Can you express every line of the records below as a JSON list of strings, one string per line, leaving out blank lines?

(Collected data entries)
========================================================================
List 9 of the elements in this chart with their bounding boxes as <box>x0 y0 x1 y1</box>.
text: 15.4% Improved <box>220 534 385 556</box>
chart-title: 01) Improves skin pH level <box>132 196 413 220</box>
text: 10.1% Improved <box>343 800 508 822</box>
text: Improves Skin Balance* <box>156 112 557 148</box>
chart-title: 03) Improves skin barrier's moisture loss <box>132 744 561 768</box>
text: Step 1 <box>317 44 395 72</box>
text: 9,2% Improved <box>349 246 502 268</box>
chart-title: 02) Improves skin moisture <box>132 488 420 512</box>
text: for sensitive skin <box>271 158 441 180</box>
========================================================================
Task solution >>
[
  "List 9 of the elements in this chart with their bounding boxes as <box>x0 y0 x1 y1</box>.",
  "text: 15.4% Improved <box>220 534 385 556</box>",
  "chart-title: 01) Improves skin pH level <box>132 196 413 220</box>",
  "text: 10.1% Improved <box>343 800 508 822</box>",
  "text: Improves Skin Balance* <box>156 112 557 148</box>",
  "chart-title: 03) Improves skin barrier's moisture loss <box>132 744 561 768</box>",
  "text: Step 1 <box>317 44 395 72</box>",
  "text: 9,2% Improved <box>349 246 502 268</box>",
  "chart-title: 02) Improves skin moisture <box>132 488 420 512</box>",
  "text: for sensitive skin <box>271 158 441 180</box>"
]